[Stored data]
____________________

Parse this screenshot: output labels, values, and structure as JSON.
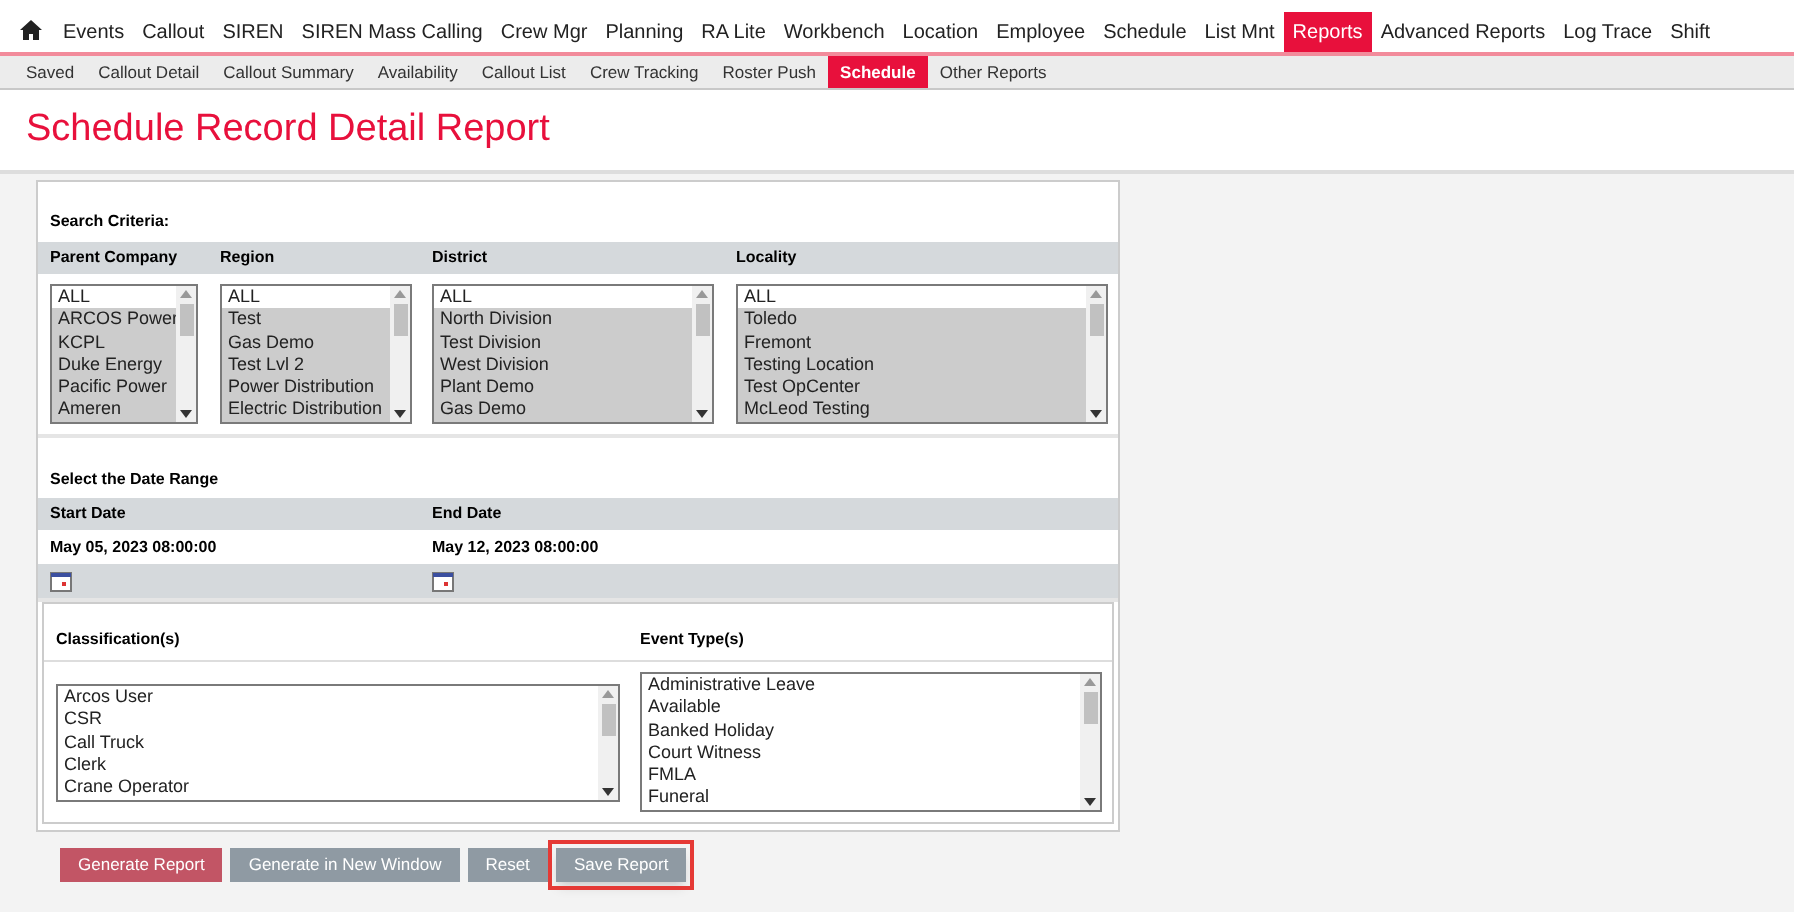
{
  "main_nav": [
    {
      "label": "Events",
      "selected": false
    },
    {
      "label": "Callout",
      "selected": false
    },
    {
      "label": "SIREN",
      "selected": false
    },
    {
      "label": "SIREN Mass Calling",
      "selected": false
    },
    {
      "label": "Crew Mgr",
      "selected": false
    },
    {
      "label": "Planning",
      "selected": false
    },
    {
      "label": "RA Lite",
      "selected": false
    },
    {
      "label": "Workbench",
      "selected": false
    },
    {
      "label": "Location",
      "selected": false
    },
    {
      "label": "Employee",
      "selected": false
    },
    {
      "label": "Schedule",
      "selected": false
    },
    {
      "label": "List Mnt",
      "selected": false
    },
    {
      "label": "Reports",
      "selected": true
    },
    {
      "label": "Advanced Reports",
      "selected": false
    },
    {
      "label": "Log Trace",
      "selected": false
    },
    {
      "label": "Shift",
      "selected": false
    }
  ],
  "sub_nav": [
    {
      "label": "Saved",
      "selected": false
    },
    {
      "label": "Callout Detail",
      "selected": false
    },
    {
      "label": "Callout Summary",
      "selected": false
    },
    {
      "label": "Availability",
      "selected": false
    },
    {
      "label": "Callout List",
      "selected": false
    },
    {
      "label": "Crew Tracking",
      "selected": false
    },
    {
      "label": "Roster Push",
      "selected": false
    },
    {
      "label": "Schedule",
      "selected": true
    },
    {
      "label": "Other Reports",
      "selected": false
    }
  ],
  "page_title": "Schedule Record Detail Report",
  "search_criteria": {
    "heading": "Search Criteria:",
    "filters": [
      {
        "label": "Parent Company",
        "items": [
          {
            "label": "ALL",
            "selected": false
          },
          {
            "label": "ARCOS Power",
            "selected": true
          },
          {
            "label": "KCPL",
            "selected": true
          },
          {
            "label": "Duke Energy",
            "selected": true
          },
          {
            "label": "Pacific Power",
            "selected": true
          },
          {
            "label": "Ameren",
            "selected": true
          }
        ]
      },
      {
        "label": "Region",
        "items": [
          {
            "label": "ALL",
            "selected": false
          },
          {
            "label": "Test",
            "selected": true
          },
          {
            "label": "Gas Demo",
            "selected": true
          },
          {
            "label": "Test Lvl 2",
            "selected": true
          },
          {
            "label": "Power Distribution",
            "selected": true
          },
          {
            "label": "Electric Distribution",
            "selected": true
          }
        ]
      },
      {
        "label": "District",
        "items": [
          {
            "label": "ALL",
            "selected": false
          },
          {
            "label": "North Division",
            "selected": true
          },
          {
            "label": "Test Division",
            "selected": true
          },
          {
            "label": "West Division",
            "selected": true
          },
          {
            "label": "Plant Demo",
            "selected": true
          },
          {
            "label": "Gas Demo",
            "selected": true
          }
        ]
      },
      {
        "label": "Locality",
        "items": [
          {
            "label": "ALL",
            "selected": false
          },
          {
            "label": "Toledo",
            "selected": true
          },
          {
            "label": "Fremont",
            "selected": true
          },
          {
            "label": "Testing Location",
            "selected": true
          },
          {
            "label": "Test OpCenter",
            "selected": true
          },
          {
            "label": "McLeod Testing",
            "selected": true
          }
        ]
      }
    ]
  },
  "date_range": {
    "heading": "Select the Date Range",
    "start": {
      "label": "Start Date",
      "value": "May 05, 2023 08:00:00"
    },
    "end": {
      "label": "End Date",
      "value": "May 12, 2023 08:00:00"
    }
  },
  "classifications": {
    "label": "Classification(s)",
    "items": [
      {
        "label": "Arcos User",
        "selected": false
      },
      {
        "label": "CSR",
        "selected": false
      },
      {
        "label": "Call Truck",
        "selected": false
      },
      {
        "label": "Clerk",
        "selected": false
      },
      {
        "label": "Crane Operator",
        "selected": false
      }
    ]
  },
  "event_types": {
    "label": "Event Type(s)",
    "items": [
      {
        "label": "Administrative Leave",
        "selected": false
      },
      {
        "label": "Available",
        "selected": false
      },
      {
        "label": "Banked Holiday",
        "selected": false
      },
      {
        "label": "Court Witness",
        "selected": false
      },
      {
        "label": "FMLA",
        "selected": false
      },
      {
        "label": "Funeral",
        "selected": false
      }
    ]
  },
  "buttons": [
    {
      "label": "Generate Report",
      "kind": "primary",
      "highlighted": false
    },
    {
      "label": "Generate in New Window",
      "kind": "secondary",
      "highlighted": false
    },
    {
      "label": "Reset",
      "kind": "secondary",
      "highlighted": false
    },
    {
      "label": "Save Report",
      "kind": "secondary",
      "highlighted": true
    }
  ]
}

____________________

• [The exercise]
Omit each picture, then return all of the listing exactly as it stands.

• [Answer for this exercise]
Parse this screenshot: output labels, values, and structure as JSON.
{
  "main_nav": [
    {
      "label": "Events",
      "selected": false
    },
    {
      "label": "Callout",
      "selected": false
    },
    {
      "label": "SIREN",
      "selected": false
    },
    {
      "label": "SIREN Mass Calling",
      "selected": false
    },
    {
      "label": "Crew Mgr",
      "selected": false
    },
    {
      "label": "Planning",
      "selected": false
    },
    {
      "label": "RA Lite",
      "selected": false
    },
    {
      "label": "Workbench",
      "selected": false
    },
    {
      "label": "Location",
      "selected": false
    },
    {
      "label": "Employee",
      "selected": false
    },
    {
      "label": "Schedule",
      "selected": false
    },
    {
      "label": "List Mnt",
      "selected": false
    },
    {
      "label": "Reports",
      "selected": true
    },
    {
      "label": "Advanced Reports",
      "selected": false
    },
    {
      "label": "Log Trace",
      "selected": false
    },
    {
      "label": "Shift",
      "selected": false
    }
  ],
  "sub_nav": [
    {
      "label": "Saved",
      "selected": false
    },
    {
      "label": "Callout Detail",
      "selected": false
    },
    {
      "label": "Callout Summary",
      "selected": false
    },
    {
      "label": "Availability",
      "selected": false
    },
    {
      "label": "Callout List",
      "selected": false
    },
    {
      "label": "Crew Tracking",
      "selected": false
    },
    {
      "label": "Roster Push",
      "selected": false
    },
    {
      "label": "Schedule",
      "selected": true
    },
    {
      "label": "Other Reports",
      "selected": false
    }
  ],
  "page_title": "Schedule Record Detail Report",
  "search_criteria": {
    "heading": "Search Criteria:",
    "filters": [
      {
        "label": "Parent Company",
        "items": [
          {
            "label": "ALL",
            "selected": false
          },
          {
            "label": "ARCOS Power",
            "selected": true
          },
          {
            "label": "KCPL",
            "selected": true
          },
          {
            "label": "Duke Energy",
            "selected": true
          },
          {
            "label": "Pacific Power",
            "selected": true
          },
          {
            "label": "Ameren",
            "selected": true
          }
        ]
      },
      {
        "label": "Region",
        "items": [
          {
            "label": "ALL",
            "selected": false
          },
          {
            "label": "Test",
            "selected": true
          },
          {
            "label": "Gas Demo",
            "selected": true
          },
          {
            "label": "Test Lvl 2",
            "selected": true
          },
          {
            "label": "Power Distribution",
            "selected": true
          },
          {
            "label": "Electric Distribution",
            "selected": true
          }
        ]
      },
      {
        "label": "District",
        "items": [
          {
            "label": "ALL",
            "selected": false
          },
          {
            "label": "North Division",
            "selected": true
          },
          {
            "label": "Test Division",
            "selected": true
          },
          {
            "label": "West Division",
            "selected": true
          },
          {
            "label": "Plant Demo",
            "selected": true
          },
          {
            "label": "Gas Demo",
            "selected": true
          }
        ]
      },
      {
        "label": "Locality",
        "items": [
          {
            "label": "ALL",
            "selected": false
          },
          {
            "label": "Toledo",
            "selected": true
          },
          {
            "label": "Fremont",
            "selected": true
          },
          {
            "label": "Testing Location",
            "selected": true
          },
          {
            "label": "Test OpCenter",
            "selected": true
          },
          {
            "label": "McLeod Testing",
            "selected": true
          }
        ]
      }
    ]
  },
  "date_range": {
    "heading": "Select the Date Range",
    "start": {
      "label": "Start Date",
      "value": "May 05, 2023 08:00:00"
    },
    "end": {
      "label": "End Date",
      "value": "May 12, 2023 08:00:00"
    }
  },
  "classifications": {
    "label": "Classification(s)",
    "items": [
      {
        "label": "Arcos User",
        "selected": false
      },
      {
        "label": "CSR",
        "selected": false
      },
      {
        "label": "Call Truck",
        "selected": false
      },
      {
        "label": "Clerk",
        "selected": false
      },
      {
        "label": "Crane Operator",
        "selected": false
      }
    ]
  },
  "event_types": {
    "label": "Event Type(s)",
    "items": [
      {
        "label": "Administrative Leave",
        "selected": false
      },
      {
        "label": "Available",
        "selected": false
      },
      {
        "label": "Banked Holiday",
        "selected": false
      },
      {
        "label": "Court Witness",
        "selected": false
      },
      {
        "label": "FMLA",
        "selected": false
      },
      {
        "label": "Funeral",
        "selected": false
      }
    ]
  },
  "buttons": [
    {
      "label": "Generate Report",
      "kind": "primary",
      "highlighted": false
    },
    {
      "label": "Generate in New Window",
      "kind": "secondary",
      "highlighted": false
    },
    {
      "label": "Reset",
      "kind": "secondary",
      "highlighted": false
    },
    {
      "label": "Save Report",
      "kind": "secondary",
      "highlighted": true
    }
  ]
}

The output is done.